INSTRUCTIONS FOR THE TASK: Report how many lines contain "Index"; state the number and nothing else.

===

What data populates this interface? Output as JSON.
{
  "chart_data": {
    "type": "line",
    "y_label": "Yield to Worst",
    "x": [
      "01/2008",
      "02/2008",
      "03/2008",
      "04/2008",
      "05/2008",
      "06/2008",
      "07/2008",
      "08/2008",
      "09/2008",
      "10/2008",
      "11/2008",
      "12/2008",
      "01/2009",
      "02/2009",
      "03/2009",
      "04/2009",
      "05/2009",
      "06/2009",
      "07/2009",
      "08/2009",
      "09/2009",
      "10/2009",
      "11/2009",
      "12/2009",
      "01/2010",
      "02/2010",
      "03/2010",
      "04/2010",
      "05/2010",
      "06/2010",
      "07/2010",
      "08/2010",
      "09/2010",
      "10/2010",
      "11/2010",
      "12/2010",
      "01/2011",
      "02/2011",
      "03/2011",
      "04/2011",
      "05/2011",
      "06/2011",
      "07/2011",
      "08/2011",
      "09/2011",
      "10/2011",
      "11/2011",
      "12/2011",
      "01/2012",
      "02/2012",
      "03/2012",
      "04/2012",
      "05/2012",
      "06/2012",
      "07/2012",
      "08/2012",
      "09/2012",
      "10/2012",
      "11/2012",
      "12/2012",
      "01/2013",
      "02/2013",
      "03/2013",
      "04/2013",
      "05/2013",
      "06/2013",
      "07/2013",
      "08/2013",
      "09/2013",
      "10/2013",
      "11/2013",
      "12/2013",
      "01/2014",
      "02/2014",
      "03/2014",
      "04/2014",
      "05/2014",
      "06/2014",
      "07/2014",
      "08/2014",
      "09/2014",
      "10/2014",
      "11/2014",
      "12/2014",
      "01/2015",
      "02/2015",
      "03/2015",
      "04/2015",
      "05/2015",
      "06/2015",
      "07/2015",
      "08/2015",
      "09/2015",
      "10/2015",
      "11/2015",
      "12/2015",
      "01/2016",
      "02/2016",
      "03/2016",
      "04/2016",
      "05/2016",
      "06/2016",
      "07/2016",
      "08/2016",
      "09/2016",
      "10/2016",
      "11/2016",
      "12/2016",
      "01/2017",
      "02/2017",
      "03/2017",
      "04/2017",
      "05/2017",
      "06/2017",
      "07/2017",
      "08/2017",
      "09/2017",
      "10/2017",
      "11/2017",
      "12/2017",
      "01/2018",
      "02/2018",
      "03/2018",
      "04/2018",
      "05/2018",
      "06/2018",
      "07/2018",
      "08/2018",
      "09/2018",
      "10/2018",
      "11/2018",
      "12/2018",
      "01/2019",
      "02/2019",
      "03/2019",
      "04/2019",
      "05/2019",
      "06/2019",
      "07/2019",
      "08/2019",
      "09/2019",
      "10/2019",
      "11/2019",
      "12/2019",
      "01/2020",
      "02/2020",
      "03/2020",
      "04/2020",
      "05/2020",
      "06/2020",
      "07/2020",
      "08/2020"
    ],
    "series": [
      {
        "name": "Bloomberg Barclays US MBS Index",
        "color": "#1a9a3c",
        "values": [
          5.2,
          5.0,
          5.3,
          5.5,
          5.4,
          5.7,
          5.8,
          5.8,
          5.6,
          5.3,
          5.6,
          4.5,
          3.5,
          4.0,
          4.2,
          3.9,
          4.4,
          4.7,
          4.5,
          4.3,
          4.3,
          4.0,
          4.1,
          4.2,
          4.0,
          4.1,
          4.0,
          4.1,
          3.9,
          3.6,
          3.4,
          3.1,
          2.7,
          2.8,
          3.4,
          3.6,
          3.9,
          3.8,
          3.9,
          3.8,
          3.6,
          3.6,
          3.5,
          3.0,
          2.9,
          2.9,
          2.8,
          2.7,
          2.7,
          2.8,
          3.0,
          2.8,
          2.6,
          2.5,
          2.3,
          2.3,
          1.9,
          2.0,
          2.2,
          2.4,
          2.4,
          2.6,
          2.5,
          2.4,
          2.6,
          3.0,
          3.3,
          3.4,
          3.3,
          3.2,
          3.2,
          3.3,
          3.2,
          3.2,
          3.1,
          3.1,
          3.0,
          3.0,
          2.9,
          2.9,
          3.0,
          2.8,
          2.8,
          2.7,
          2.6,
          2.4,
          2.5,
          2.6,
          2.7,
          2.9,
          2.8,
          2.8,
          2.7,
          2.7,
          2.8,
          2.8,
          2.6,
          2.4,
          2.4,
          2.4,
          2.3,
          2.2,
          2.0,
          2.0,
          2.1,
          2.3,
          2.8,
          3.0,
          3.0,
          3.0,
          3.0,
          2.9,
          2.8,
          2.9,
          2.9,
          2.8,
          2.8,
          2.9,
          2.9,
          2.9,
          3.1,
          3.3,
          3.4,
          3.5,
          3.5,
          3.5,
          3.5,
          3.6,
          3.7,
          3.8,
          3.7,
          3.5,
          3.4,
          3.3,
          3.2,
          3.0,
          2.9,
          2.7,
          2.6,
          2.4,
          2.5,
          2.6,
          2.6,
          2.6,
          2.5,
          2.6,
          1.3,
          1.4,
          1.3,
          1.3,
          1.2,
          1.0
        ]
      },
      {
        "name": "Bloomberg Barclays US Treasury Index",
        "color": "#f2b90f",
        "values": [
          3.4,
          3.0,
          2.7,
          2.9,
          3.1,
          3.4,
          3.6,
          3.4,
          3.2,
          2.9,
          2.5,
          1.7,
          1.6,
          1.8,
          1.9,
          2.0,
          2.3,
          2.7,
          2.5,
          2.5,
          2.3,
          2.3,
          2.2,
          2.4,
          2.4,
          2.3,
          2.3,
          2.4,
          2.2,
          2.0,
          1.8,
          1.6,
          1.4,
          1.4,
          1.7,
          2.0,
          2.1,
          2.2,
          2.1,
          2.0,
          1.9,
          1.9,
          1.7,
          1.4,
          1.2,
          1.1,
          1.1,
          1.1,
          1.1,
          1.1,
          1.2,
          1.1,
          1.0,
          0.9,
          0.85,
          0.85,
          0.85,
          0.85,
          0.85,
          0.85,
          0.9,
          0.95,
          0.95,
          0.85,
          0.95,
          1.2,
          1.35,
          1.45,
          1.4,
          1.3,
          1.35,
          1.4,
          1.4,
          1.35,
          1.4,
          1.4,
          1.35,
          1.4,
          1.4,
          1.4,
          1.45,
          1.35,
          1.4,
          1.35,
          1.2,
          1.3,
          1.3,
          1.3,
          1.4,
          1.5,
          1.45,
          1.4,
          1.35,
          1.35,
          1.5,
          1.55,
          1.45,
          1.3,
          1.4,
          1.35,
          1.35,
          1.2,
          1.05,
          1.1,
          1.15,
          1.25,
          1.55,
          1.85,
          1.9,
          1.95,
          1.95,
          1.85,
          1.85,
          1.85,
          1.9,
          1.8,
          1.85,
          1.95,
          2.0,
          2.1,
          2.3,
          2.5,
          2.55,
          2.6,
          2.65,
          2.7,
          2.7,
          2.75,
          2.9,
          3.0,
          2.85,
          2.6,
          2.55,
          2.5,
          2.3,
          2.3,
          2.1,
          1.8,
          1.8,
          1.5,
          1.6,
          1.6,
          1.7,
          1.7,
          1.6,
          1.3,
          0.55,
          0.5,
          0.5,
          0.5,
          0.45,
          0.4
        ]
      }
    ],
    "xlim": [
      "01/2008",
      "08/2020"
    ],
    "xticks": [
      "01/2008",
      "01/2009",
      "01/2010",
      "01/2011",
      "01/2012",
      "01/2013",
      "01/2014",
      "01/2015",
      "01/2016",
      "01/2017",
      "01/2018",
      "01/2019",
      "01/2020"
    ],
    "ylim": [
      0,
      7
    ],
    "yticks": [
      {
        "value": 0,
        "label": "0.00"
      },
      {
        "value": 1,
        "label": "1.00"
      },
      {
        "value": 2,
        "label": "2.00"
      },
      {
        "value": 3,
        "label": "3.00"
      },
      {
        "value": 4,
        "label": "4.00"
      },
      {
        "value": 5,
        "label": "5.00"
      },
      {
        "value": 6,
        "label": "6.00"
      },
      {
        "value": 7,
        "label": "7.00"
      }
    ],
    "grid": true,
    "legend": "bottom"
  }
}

===

SOLUTION TO THE PROBLEM: 2